* **Material for this task**:
☆ ☆ ☆ ☆ ☆ ☆ ☆
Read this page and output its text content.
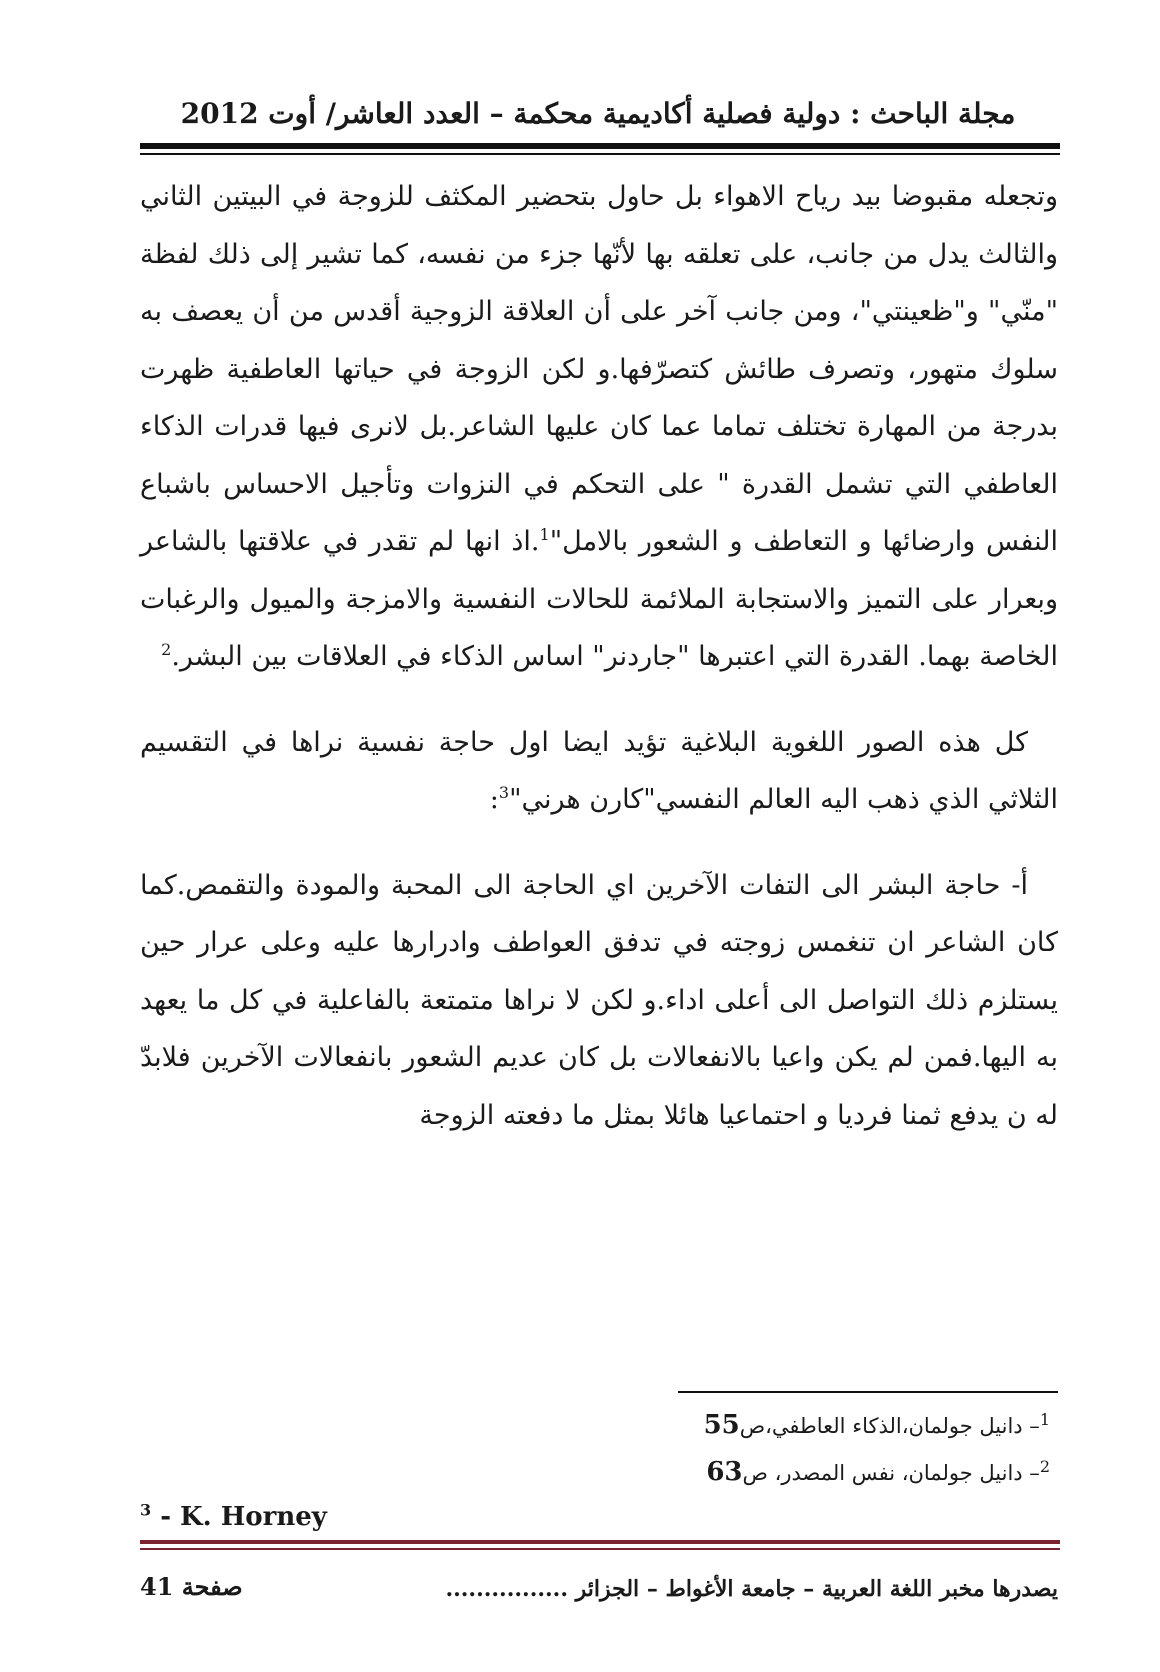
مجلة الباحث : دولية فصلية أكاديمية محكمة – العدد العاشر/ أوت 2012

وتجعله مقبوضا بيد رياح الاهواء بل حاول بتحضير المكثف للزوجة في البيتين الثاني والثالث يدل من جانب، على تعلقه بها لأنّها جزء من نفسه، كما تشير إلى ذلك لفظة "منّي" و"ظعينتي"، ومن جانب آخر على أن العلاقة الزوجية أقدس من أن يعصف به سلوك متهور، وتصرف طائش كتصرّفها.و لكن الزوجة في حياتها العاطفية ظهرت بدرجة من المهارة تختلف تماما عما كان عليها الشاعر.بل لانرى فيها قدرات الذكاء العاطفي التي تشمل القدرة " على التحكم في النزوات وتأجيل الاحساس باشباع النفس وارضائها و التعاطف و الشعور بالامل"$^1$.اذ انها لم تقدر في علاقتها بالشاعر وبعرار على التميز والاستجابة الملائمة للحالات النفسية والامزجة والميول والرغبات الخاصة بهما. القدرة التي اعتبرها "جاردنر" اساس الذكاء في العلاقات بين البشر.$^2$

كل هذه الصور اللغوية البلاغية تؤيد ايضا اول حاجة نفسية نراها في التقسيم الثلاثي الذي ذهب اليه العالم النفسي"كارن هرني"$^3$:

أ- حاجة البشر الى التفات الآخرين اي الحاجة الى المحبة والمودة والتقمص.كما كان الشاعر ان تنغمس زوجته في تدفق العواطف وادرارها عليه وعلى عرار حين يستلزم ذلك التواصل الى أعلى اداء.و لكن لا نراها متمتعة بالفاعلية في كل ما يعهد به اليها.فمن لم يكن واعيا بالانفعالات بل كان عديم الشعور بانفعالات الآخرين فلابدّ له ن يدفع ثمنا فرديا و احتماعيا هائلا بمثل ما دفعته الزوجة

$^1$– دانيل جولمان،الذكاء العاطفي،ص55

$^2$– دانيل جولمان، نفس المصدر، ص63

$^3$ - K. Horney
يصدرها مخبر اللغة العربية – جامعة الأغواط – الجزائر ................
صفحة 41
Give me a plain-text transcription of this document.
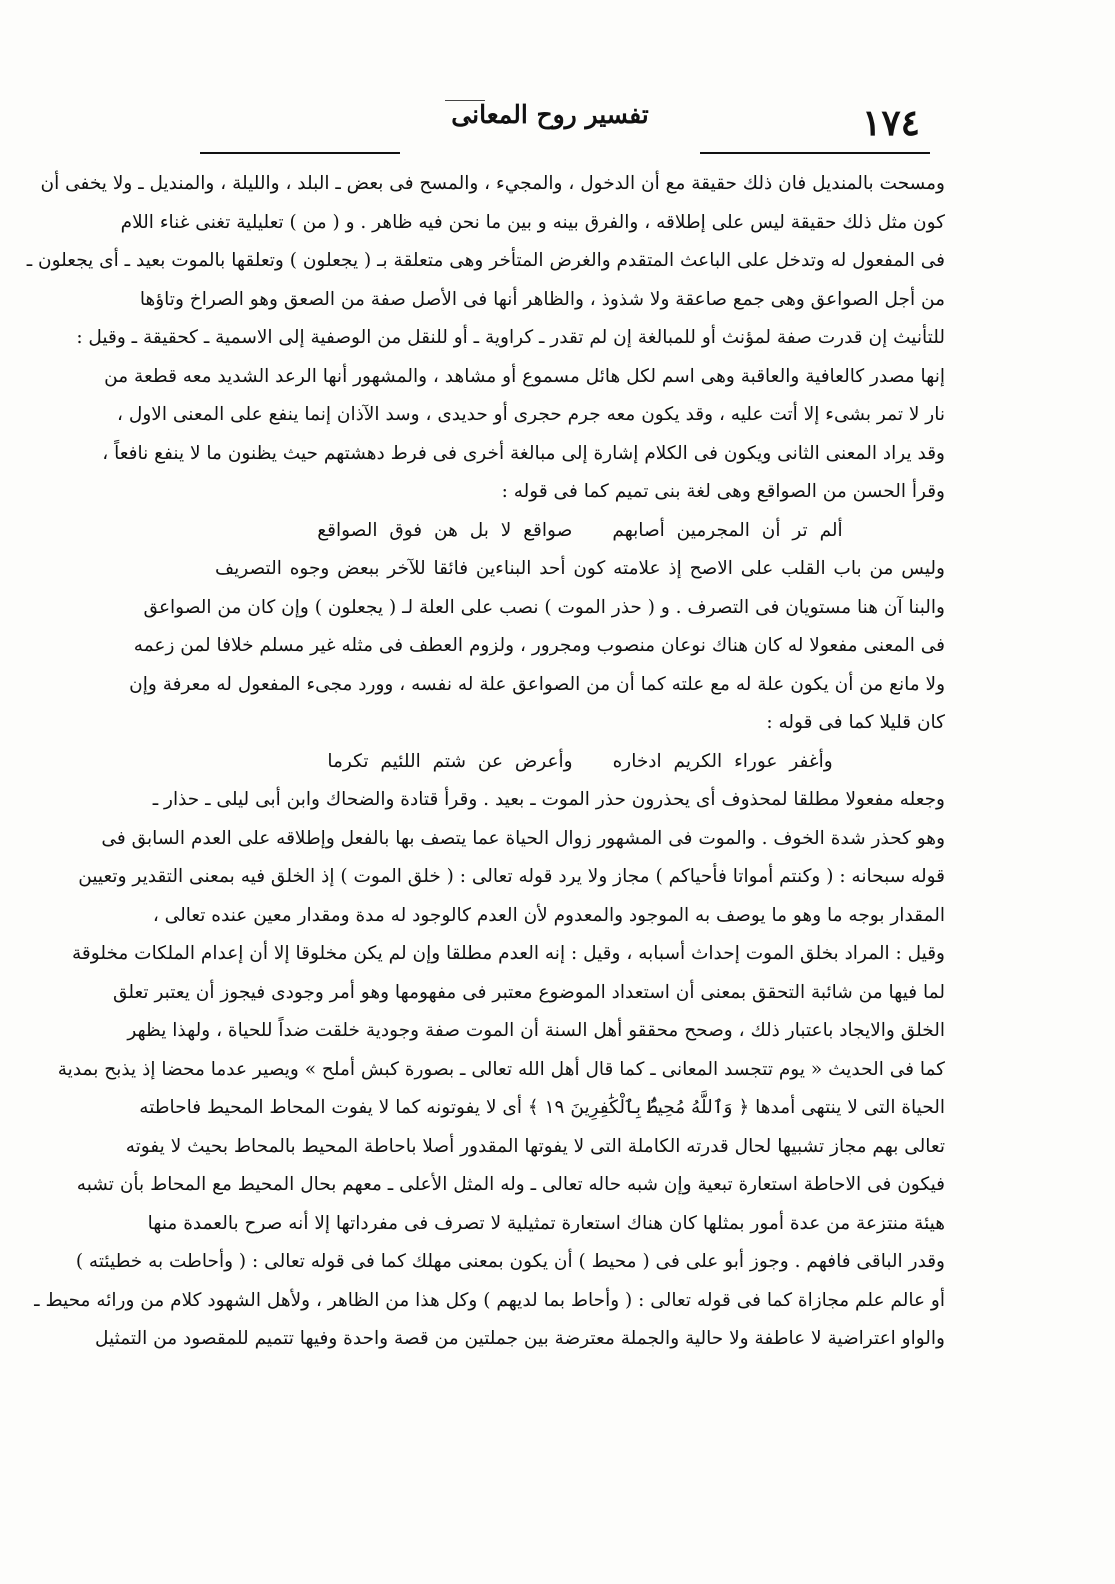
تفسير روح المعانى	١٧٤
ومسحت بالمنديل فان ذلك حقيقة مع أن الدخول ، والمجيء ، والمسح فى بعض ـ البلد ، والليلة ، والمنديل ـ ولا يخفى أن
كون مثل ذلك حقيقة ليس على إطلاقه ، والفرق بينه و بين ما نحن فيه ظاهر . و ( من ) تعليلية تغنى غناء اللام
فى المفعول له وتدخل على الباعث المتقدم والغرض المتأخر وهى متعلقة بـ ( يجعلون ) وتعلقها بالموت بعيد ـ أى يجعلون ـ
من أجل الصواعق وهى جمع صاعقة ولا شذوذ ، والظاهر أنها فى الأصل صفة من الصعق وهو الصراخ وتاؤها
للتأنيث إن قدرت صفة لمؤنث أو للمبالغة إن لم تقدر ـ كراوية ـ أو للنقل من الوصفية إلى الاسمية ـ كحقيقة ـ وقيل :
إنها مصدر كالعافية والعاقبة وهى اسم لكل هائل مسموع أو مشاهد ، والمشهور أنها الرعد الشديد معه قطعة من
نار لا تمر بشىء إلا أتت عليه ، وقد يكون معه جرم حجرى أو حديدى ، وسد الآذان إنما ينفع على المعنى الاول ،
وقد يراد المعنى الثانى ويكون فى الكلام إشارة إلى مبالغة أخرى فى فرط دهشتهم حيث يظنون ما لا ينفع نافعاً ،
وقرأ الحسن من الصواقع وهى لغة بنى تميم كما فى قوله :
ألم تر أن المجرمين أصابهمصواقع لا بل هن فوق الصواقع
وليس من باب القلب على الاصح إذ علامته كون أحد البناءين فائقا للآخر ببعض وجوه التصريف
والبنا آن هنا مستويان فى التصرف . و ( حذر الموت ) نصب على العلة لـ ( يجعلون ) وإن كان من الصواعق
فى المعنى مفعولا له كان هناك نوعان منصوب ومجرور ، ولزوم العطف فى مثله غير مسلم خلافا لمن زعمه
ولا مانع من أن يكون علة له مع علته كما أن من الصواعق علة له نفسه ، وورد مجىء المفعول له معرفة وإن
كان قليلا كما فى قوله :
وأغفر عوراء الكريم ادخارهوأعرض عن شتم اللئيم تكرما
وجعله مفعولا مطلقا لمحذوف أى يحذرون حذر الموت ـ بعيد . وقرأ قتادة والضحاك وابن أبى ليلى ـ حذار ـ
وهو كحذر شدة الخوف . والموت فى المشهور زوال الحياة عما يتصف بها بالفعل وإطلاقه على العدم السابق فى
قوله سبحانه : ( وكنتم أمواتا فأحياكم ) مجاز ولا يرد قوله تعالى : ( خلق الموت ) إذ الخلق فيه بمعنى التقدير وتعيين
المقدار بوجه ما وهو ما يوصف به الموجود والمعدوم لأن العدم كالوجود له مدة ومقدار معين عنده تعالى ،
وقيل : المراد بخلق الموت إحداث أسبابه ، وقيل : إنه العدم مطلقا وإن لم يكن مخلوقا إلا أن إعدام الملكات مخلوقة
لما فيها من شائبة التحقق بمعنى أن استعداد الموضوع معتبر فى مفهومها وهو أمر وجودى فيجوز أن يعتبر تعلق
الخلق والايجاد باعتبار ذلك ، وصحح محققو أهل السنة أن الموت صفة وجودية خلقت ضداً للحياة ، ولهذا يظهر
كما فى الحديث « يوم تتجسد المعانى ـ كما قال أهل الله تعالى ـ بصورة كبش أملح » ويصير عدما محضا إذ يذبح بمدية
الحياة التى لا ينتهى أمدها ﴿ وَٱللَّهُ مُحِيطٌۢ بِٱلْكَٰفِرِينَ ١٩ ﴾ أى لا يفوتونه كما لا يفوت المحاط المحيط فاحاطته
تعالى بهم مجاز تشبيها لحال قدرته الكاملة التى لا يفوتها المقدور أصلا باحاطة المحيط بالمحاط بحيث لا يفوته
فيكون فى الاحاطة استعارة تبعية وإن شبه حاله تعالى ـ وله المثل الأعلى ـ معهم بحال المحيط مع المحاط بأن تشبه
هيئة منتزعة من عدة أمور بمثلها كان هناك استعارة تمثيلية لا تصرف فى مفرداتها إلا أنه صرح بالعمدة منها
وقدر الباقى فافهم . وجوز أبو على فى ( محيط ) أن يكون بمعنى مهلك كما فى قوله تعالى : ( وأحاطت به خطيئته )
أو عالم علم مجازاة كما فى قوله تعالى : ( وأحاط بما لديهم ) وكل هذا من الظاهر ، ولأهل الشهود كلام من ورائه محيط ـ
والواو اعتراضية لا عاطفة ولا حالية والجملة معترضة بين جملتين من قصة واحدة وفيها تتميم للمقصود من التمثيل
☆ ☆ ☆ ☆ ☆ ☆ ☆
* **Exercise task**: Transcribe the material exactly, leaving every picture out.

* **Written solution**:
Read this page and output its text content.
مجلة الباحث : دولية فصلية أكاديمية محكمة – العدد العاشر/ أوت 2012

وتجعله مقبوضا بيد رياح الاهواء بل حاول بتحضير المكثف للزوجة في البيتين الثاني والثالث يدل من جانب، على تعلقه بها لأنّها جزء من نفسه، كما تشير إلى ذلك لفظة "منّي" و"ظعينتي"، ومن جانب آخر على أن العلاقة الزوجية أقدس من أن يعصف به سلوك متهور، وتصرف طائش كتصرّفها.و لكن الزوجة في حياتها العاطفية ظهرت بدرجة من المهارة تختلف تماما عما كان عليها الشاعر.بل لانرى فيها قدرات الذكاء العاطفي التي تشمل القدرة " على التحكم في النزوات وتأجيل الاحساس باشباع النفس وارضائها و التعاطف و الشعور بالامل"$^1$.اذ انها لم تقدر في علاقتها بالشاعر وبعرار على التميز والاستجابة الملائمة للحالات النفسية والامزجة والميول والرغبات الخاصة بهما. القدرة التي اعتبرها "جاردنر" اساس الذكاء في العلاقات بين البشر.$^2$

كل هذه الصور اللغوية البلاغية تؤيد ايضا اول حاجة نفسية نراها في التقسيم الثلاثي الذي ذهب اليه العالم النفسي"كارن هرني"$^3$:

أ- حاجة البشر الى التفات الآخرين اي الحاجة الى المحبة والمودة والتقمص.كما كان الشاعر ان تنغمس زوجته في تدفق العواطف وادرارها عليه وعلى عرار حين يستلزم ذلك التواصل الى أعلى اداء.و لكن لا نراها متمتعة بالفاعلية في كل ما يعهد به اليها.فمن لم يكن واعيا بالانفعالات بل كان عديم الشعور بانفعالات الآخرين فلابدّ له ن يدفع ثمنا فرديا و احتماعيا هائلا بمثل ما دفعته الزوجة

$^1$– دانيل جولمان،الذكاء العاطفي،ص55

$^2$– دانيل جولمان، نفس المصدر، ص63

$^3$ - K. Horney
يصدرها مخبر اللغة العربية – جامعة الأغواط – الجزائر ................
صفحة 41
Give me a plain-text transcription of this document.
تفسير روح المعانى	١٧٤
ومسحت بالمنديل فان ذلك حقيقة مع أن الدخول ، والمجيء ، والمسح فى بعض ـ البلد ، والليلة ، والمنديل ـ ولا يخفى أن
كون مثل ذلك حقيقة ليس على إطلاقه ، والفرق بينه و بين ما نحن فيه ظاهر . و ( من ) تعليلية تغنى غناء اللام
فى المفعول له وتدخل على الباعث المتقدم والغرض المتأخر وهى متعلقة بـ ( يجعلون ) وتعلقها بالموت بعيد ـ أى يجعلون ـ
من أجل الصواعق وهى جمع صاعقة ولا شذوذ ، والظاهر أنها فى الأصل صفة من الصعق وهو الصراخ وتاؤها
للتأنيث إن قدرت صفة لمؤنث أو للمبالغة إن لم تقدر ـ كراوية ـ أو للنقل من الوصفية إلى الاسمية ـ كحقيقة ـ وقيل :
إنها مصدر كالعافية والعاقبة وهى اسم لكل هائل مسموع أو مشاهد ، والمشهور أنها الرعد الشديد معه قطعة من
نار لا تمر بشىء إلا أتت عليه ، وقد يكون معه جرم حجرى أو حديدى ، وسد الآذان إنما ينفع على المعنى الاول ،
وقد يراد المعنى الثانى ويكون فى الكلام إشارة إلى مبالغة أخرى فى فرط دهشتهم حيث يظنون ما لا ينفع نافعاً ،
وقرأ الحسن من الصواقع وهى لغة بنى تميم كما فى قوله :
ألم تر أن المجرمين أصابهمصواقع لا بل هن فوق الصواقع
وليس من باب القلب على الاصح إذ علامته كون أحد البناءين فائقا للآخر ببعض وجوه التصريف
والبنا آن هنا مستويان فى التصرف . و ( حذر الموت ) نصب على العلة لـ ( يجعلون ) وإن كان من الصواعق
فى المعنى مفعولا له كان هناك نوعان منصوب ومجرور ، ولزوم العطف فى مثله غير مسلم خلافا لمن زعمه
ولا مانع من أن يكون علة له مع علته كما أن من الصواعق علة له نفسه ، وورد مجىء المفعول له معرفة وإن
كان قليلا كما فى قوله :
وأغفر عوراء الكريم ادخارهوأعرض عن شتم اللئيم تكرما
وجعله مفعولا مطلقا لمحذوف أى يحذرون حذر الموت ـ بعيد . وقرأ قتادة والضحاك وابن أبى ليلى ـ حذار ـ
وهو كحذر شدة الخوف . والموت فى المشهور زوال الحياة عما يتصف بها بالفعل وإطلاقه على العدم السابق فى
قوله سبحانه : ( وكنتم أمواتا فأحياكم ) مجاز ولا يرد قوله تعالى : ( خلق الموت ) إذ الخلق فيه بمعنى التقدير وتعيين
المقدار بوجه ما وهو ما يوصف به الموجود والمعدوم لأن العدم كالوجود له مدة ومقدار معين عنده تعالى ،
وقيل : المراد بخلق الموت إحداث أسبابه ، وقيل : إنه العدم مطلقا وإن لم يكن مخلوقا إلا أن إعدام الملكات مخلوقة
لما فيها من شائبة التحقق بمعنى أن استعداد الموضوع معتبر فى مفهومها وهو أمر وجودى فيجوز أن يعتبر تعلق
الخلق والايجاد باعتبار ذلك ، وصحح محققو أهل السنة أن الموت صفة وجودية خلقت ضداً للحياة ، ولهذا يظهر
كما فى الحديث « يوم تتجسد المعانى ـ كما قال أهل الله تعالى ـ بصورة كبش أملح » ويصير عدما محضا إذ يذبح بمدية
الحياة التى لا ينتهى أمدها ﴿ وَٱللَّهُ مُحِيطٌۢ بِٱلْكَٰفِرِينَ ١٩ ﴾ أى لا يفوتونه كما لا يفوت المحاط المحيط فاحاطته
تعالى بهم مجاز تشبيها لحال قدرته الكاملة التى لا يفوتها المقدور أصلا باحاطة المحيط بالمحاط بحيث لا يفوته
فيكون فى الاحاطة استعارة تبعية وإن شبه حاله تعالى ـ وله المثل الأعلى ـ معهم بحال المحيط مع المحاط بأن تشبه
هيئة منتزعة من عدة أمور بمثلها كان هناك استعارة تمثيلية لا تصرف فى مفرداتها إلا أنه صرح بالعمدة منها
وقدر الباقى فافهم . وجوز أبو على فى ( محيط ) أن يكون بمعنى مهلك كما فى قوله تعالى : ( وأحاطت به خطيئته )
أو عالم علم مجازاة كما فى قوله تعالى : ( وأحاط بما لديهم ) وكل هذا من الظاهر ، ولأهل الشهود كلام من ورائه محيط ـ
والواو اعتراضية لا عاطفة ولا حالية والجملة معترضة بين جملتين من قصة واحدة وفيها تتميم للمقصود من التمثيل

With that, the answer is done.